- _Task details_
Return a copy of each line that holds the string "Planner".

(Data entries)
**********

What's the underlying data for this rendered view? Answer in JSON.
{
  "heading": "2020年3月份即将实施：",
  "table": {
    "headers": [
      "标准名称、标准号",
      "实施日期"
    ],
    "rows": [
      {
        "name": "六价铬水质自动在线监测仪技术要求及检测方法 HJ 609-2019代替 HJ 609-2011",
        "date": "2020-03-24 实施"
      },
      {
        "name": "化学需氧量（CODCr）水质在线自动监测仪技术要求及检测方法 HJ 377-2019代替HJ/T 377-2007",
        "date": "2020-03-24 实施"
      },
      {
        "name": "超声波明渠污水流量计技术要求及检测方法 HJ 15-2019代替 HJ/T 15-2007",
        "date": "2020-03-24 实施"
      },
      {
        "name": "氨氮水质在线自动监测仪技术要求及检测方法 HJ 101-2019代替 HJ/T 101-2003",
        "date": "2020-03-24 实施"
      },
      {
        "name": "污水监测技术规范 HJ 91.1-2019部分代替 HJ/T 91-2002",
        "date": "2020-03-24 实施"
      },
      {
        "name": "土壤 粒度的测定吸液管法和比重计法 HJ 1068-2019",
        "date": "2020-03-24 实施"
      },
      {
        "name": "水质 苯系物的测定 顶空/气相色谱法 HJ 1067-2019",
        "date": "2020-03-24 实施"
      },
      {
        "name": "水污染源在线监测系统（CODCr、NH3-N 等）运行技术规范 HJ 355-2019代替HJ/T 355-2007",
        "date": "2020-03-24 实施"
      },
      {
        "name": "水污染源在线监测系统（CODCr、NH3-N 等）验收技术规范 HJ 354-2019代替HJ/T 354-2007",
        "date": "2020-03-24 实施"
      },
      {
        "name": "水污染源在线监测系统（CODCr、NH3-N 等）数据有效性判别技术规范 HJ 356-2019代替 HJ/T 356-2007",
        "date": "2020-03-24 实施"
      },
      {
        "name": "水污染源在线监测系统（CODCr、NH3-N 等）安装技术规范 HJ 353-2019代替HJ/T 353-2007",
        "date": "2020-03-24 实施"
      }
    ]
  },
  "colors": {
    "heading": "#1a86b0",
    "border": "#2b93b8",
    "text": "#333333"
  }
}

**********

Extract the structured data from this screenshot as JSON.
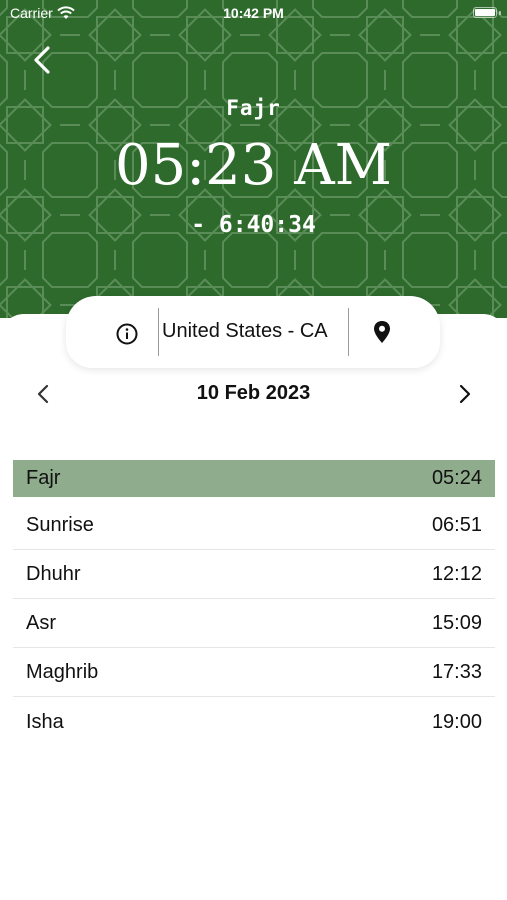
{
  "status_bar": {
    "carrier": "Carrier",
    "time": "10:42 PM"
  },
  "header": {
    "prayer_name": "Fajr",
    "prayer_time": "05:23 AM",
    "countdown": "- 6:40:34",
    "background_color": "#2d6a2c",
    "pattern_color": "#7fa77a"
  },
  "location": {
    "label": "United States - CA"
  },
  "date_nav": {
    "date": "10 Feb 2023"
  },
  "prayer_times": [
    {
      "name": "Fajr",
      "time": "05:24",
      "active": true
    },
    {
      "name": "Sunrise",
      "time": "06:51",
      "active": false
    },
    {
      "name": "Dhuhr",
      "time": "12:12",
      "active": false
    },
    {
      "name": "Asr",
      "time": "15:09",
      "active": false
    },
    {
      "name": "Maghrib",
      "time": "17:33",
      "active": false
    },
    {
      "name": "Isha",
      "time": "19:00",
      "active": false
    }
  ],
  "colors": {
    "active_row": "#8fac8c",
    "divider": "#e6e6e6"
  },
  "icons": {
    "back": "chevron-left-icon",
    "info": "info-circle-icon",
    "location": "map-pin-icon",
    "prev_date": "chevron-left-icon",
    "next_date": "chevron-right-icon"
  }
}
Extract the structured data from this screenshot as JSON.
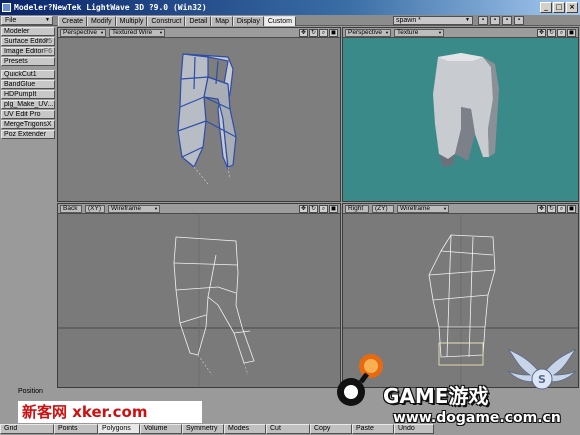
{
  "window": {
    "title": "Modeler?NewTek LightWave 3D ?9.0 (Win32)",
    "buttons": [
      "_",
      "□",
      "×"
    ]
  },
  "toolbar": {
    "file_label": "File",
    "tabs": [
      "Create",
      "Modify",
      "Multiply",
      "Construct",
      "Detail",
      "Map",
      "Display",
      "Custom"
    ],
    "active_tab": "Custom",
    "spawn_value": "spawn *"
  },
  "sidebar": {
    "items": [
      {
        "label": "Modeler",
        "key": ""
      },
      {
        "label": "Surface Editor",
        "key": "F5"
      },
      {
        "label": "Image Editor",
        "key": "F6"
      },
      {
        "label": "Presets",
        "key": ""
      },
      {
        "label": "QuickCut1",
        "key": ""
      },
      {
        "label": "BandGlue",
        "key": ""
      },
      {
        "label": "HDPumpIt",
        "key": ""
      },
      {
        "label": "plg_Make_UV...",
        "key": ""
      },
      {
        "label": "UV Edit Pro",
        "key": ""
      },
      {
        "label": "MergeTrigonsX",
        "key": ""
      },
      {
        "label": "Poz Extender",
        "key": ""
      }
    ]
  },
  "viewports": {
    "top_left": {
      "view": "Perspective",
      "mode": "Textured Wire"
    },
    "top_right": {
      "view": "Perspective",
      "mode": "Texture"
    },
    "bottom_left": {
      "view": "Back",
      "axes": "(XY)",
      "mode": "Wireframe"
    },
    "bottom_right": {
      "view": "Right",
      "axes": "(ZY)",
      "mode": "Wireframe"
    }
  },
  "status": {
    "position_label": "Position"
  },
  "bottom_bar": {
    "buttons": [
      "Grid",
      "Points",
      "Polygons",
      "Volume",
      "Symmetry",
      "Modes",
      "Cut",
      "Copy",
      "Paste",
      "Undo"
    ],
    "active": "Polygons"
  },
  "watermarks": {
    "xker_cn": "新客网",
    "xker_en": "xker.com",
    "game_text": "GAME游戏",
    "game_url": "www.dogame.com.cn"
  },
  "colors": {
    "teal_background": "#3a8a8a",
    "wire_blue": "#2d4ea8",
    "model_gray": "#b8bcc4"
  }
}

**********

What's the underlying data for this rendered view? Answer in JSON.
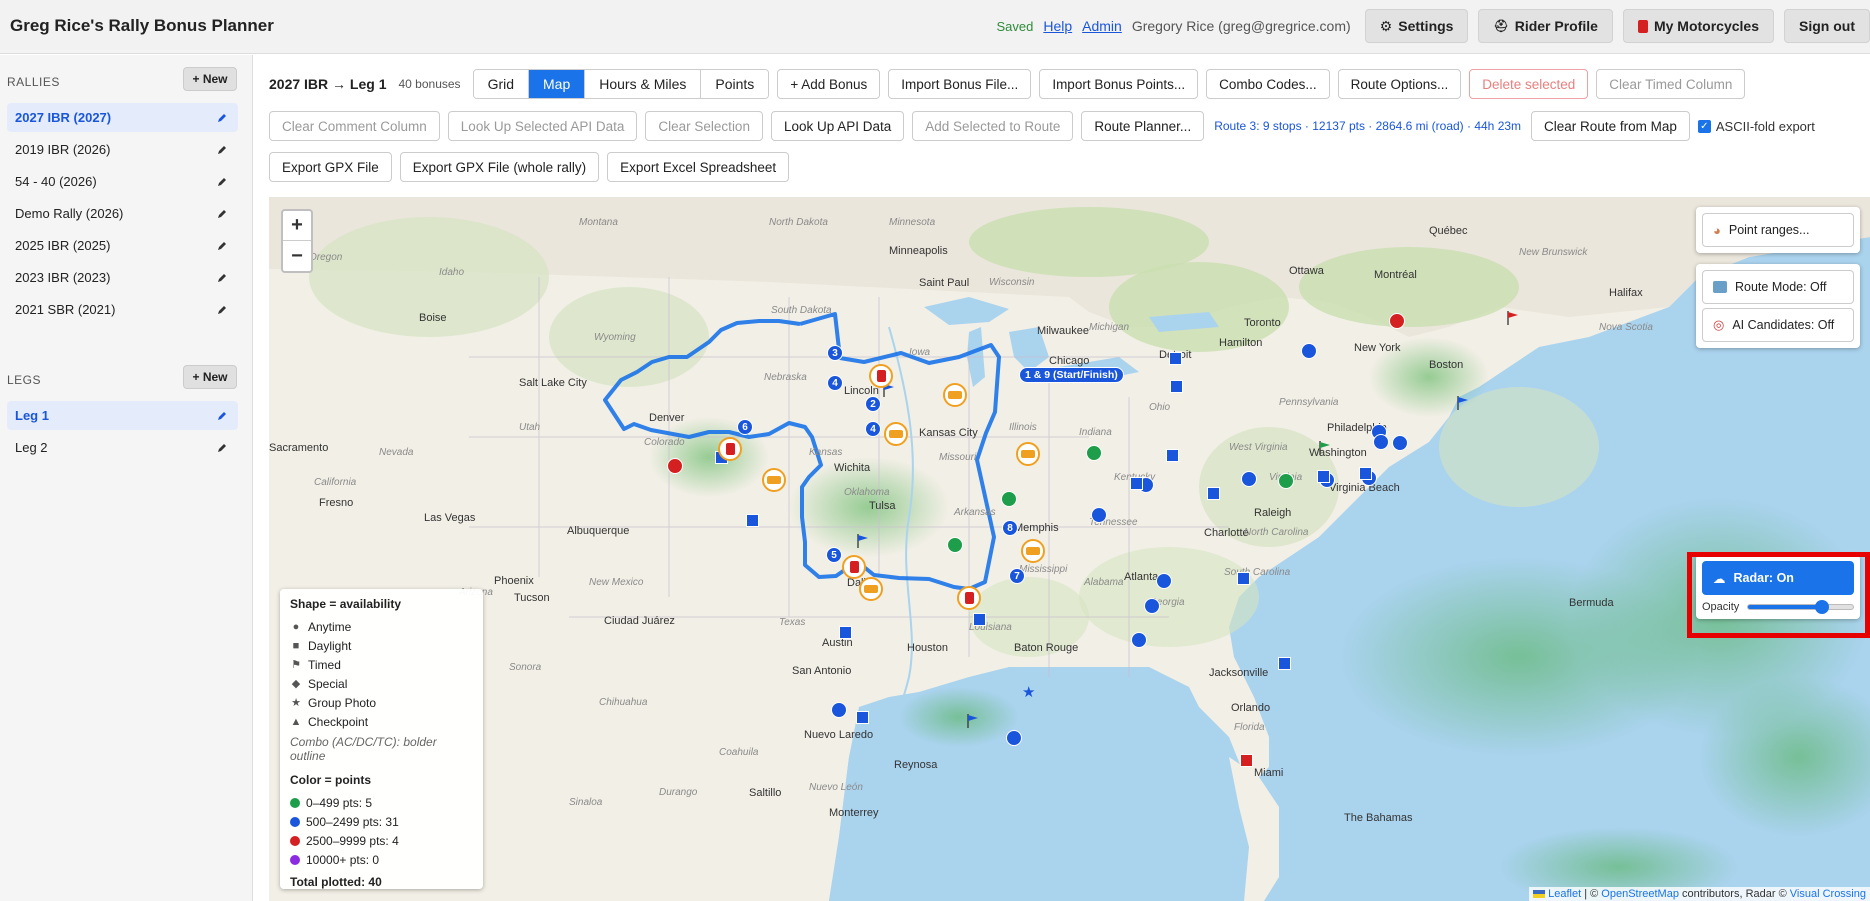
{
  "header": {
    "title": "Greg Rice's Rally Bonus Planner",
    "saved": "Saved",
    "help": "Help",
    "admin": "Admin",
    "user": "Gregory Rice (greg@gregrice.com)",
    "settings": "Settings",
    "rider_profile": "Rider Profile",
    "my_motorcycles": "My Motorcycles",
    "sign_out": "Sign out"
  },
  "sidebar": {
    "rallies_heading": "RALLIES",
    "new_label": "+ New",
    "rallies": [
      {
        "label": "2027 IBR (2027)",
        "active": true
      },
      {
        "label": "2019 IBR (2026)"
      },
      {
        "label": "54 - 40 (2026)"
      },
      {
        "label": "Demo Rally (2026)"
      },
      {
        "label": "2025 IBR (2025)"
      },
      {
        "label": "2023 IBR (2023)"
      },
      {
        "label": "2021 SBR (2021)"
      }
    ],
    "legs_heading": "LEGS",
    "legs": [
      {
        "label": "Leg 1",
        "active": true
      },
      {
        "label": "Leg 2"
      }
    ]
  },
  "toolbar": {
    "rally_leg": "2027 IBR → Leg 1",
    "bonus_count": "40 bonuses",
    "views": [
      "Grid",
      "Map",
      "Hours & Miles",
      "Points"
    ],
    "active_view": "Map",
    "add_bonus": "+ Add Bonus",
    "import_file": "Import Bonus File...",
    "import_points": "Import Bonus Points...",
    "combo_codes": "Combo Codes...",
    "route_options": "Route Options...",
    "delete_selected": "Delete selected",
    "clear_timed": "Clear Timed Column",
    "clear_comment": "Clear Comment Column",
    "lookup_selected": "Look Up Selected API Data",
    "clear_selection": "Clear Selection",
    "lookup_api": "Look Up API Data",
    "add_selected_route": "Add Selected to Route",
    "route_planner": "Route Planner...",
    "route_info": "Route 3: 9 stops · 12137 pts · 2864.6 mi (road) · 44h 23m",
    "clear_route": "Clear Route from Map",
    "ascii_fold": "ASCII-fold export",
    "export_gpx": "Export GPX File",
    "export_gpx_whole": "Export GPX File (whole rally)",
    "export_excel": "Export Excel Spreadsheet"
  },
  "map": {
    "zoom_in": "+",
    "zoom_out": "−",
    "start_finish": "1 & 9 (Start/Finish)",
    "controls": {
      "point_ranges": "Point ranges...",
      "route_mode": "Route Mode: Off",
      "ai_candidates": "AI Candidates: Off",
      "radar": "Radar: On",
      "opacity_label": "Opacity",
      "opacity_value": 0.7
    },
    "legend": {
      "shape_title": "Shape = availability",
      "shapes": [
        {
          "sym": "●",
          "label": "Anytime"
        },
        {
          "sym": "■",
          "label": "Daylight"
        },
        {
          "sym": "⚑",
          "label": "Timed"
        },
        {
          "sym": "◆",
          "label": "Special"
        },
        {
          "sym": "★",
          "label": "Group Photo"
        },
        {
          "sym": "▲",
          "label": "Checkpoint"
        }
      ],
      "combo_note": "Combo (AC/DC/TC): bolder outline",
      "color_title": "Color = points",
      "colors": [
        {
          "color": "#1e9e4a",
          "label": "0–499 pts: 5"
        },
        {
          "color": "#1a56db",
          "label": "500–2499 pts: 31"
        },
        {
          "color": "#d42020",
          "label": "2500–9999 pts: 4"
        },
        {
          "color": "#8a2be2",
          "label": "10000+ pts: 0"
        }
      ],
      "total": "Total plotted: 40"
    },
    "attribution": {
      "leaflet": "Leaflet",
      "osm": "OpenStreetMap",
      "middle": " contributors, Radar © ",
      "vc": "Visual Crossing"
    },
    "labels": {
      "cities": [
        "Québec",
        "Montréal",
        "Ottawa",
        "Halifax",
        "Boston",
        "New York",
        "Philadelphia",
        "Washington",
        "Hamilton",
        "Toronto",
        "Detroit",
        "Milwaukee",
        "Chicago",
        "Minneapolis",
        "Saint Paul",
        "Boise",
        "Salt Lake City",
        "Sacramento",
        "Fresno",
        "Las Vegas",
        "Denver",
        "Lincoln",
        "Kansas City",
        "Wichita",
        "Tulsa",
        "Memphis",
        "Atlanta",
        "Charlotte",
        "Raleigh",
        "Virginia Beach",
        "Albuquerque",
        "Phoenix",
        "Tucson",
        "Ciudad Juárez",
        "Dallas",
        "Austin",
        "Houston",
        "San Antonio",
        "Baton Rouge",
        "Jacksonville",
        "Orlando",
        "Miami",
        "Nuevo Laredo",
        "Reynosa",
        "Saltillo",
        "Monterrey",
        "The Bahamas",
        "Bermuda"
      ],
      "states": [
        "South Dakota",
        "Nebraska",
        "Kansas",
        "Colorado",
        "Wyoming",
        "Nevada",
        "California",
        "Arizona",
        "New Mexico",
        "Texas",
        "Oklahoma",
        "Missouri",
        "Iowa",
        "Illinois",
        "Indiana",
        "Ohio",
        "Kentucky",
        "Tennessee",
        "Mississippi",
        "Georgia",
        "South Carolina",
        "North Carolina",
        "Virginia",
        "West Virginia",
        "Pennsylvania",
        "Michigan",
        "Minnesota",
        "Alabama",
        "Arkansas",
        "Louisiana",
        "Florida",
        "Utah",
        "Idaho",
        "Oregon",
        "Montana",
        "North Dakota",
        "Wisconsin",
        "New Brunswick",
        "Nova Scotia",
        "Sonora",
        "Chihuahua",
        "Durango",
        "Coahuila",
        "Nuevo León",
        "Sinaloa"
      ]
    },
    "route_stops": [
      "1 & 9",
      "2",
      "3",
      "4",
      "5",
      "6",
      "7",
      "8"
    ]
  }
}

**********

- _Final result_
    "title": "Greg Rice's Rally Bonus Planner",
    "route_planner": "Route Planner...",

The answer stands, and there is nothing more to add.